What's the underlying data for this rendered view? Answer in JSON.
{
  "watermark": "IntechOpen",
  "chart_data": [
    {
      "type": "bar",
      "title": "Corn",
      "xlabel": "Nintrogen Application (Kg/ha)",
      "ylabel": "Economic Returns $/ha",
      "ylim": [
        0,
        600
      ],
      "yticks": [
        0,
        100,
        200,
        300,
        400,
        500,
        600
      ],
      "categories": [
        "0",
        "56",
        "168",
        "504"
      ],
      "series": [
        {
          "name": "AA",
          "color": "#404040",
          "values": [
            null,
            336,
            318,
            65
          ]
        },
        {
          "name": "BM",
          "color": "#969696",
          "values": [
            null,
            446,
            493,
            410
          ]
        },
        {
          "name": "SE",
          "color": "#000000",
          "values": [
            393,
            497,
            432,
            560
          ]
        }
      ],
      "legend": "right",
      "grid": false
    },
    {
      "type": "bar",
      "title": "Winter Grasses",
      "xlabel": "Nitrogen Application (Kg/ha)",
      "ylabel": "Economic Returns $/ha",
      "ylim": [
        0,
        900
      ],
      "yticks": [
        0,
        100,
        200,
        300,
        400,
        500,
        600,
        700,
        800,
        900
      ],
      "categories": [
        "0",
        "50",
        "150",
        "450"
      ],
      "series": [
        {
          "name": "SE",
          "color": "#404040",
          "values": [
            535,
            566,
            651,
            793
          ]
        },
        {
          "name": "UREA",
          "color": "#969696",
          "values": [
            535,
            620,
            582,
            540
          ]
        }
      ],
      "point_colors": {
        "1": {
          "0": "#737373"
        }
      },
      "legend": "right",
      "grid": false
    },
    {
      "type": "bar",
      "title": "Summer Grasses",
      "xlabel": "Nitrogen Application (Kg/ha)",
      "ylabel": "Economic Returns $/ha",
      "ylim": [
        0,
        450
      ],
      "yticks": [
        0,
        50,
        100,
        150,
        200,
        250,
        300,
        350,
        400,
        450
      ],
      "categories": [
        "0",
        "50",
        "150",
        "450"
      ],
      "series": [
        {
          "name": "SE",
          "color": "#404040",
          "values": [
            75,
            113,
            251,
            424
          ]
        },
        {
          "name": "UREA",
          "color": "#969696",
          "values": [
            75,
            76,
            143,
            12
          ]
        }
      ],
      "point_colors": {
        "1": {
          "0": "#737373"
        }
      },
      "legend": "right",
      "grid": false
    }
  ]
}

▬▬▬

**Task prompt**
Each line of the material above needs to be quoted exactly, please.

**Finished exercise**
What's the underlying data for this rendered view? Answer in JSON.
{
  "watermark": "IntechOpen",
  "chart_data": [
    {
      "type": "bar",
      "title": "Corn",
      "xlabel": "Nintrogen Application (Kg/ha)",
      "ylabel": "Economic Returns $/ha",
      "ylim": [
        0,
        600
      ],
      "yticks": [
        0,
        100,
        200,
        300,
        400,
        500,
        600
      ],
      "categories": [
        "0",
        "56",
        "168",
        "504"
      ],
      "series": [
        {
          "name": "AA",
          "color": "#404040",
          "values": [
            null,
            336,
            318,
            65
          ]
        },
        {
          "name": "BM",
          "color": "#969696",
          "values": [
            null,
            446,
            493,
            410
          ]
        },
        {
          "name": "SE",
          "color": "#000000",
          "values": [
            393,
            497,
            432,
            560
          ]
        }
      ],
      "legend": "right",
      "grid": false
    },
    {
      "type": "bar",
      "title": "Winter Grasses",
      "xlabel": "Nitrogen Application (Kg/ha)",
      "ylabel": "Economic Returns $/ha",
      "ylim": [
        0,
        900
      ],
      "yticks": [
        0,
        100,
        200,
        300,
        400,
        500,
        600,
        700,
        800,
        900
      ],
      "categories": [
        "0",
        "50",
        "150",
        "450"
      ],
      "series": [
        {
          "name": "SE",
          "color": "#404040",
          "values": [
            535,
            566,
            651,
            793
          ]
        },
        {
          "name": "UREA",
          "color": "#969696",
          "values": [
            535,
            620,
            582,
            540
          ]
        }
      ],
      "point_colors": {
        "1": {
          "0": "#737373"
        }
      },
      "legend": "right",
      "grid": false
    },
    {
      "type": "bar",
      "title": "Summer Grasses",
      "xlabel": "Nitrogen Application (Kg/ha)",
      "ylabel": "Economic Returns $/ha",
      "ylim": [
        0,
        450
      ],
      "yticks": [
        0,
        50,
        100,
        150,
        200,
        250,
        300,
        350,
        400,
        450
      ],
      "categories": [
        "0",
        "50",
        "150",
        "450"
      ],
      "series": [
        {
          "name": "SE",
          "color": "#404040",
          "values": [
            75,
            113,
            251,
            424
          ]
        },
        {
          "name": "UREA",
          "color": "#969696",
          "values": [
            75,
            76,
            143,
            12
          ]
        }
      ],
      "point_colors": {
        "1": {
          "0": "#737373"
        }
      },
      "legend": "right",
      "grid": false
    }
  ]
}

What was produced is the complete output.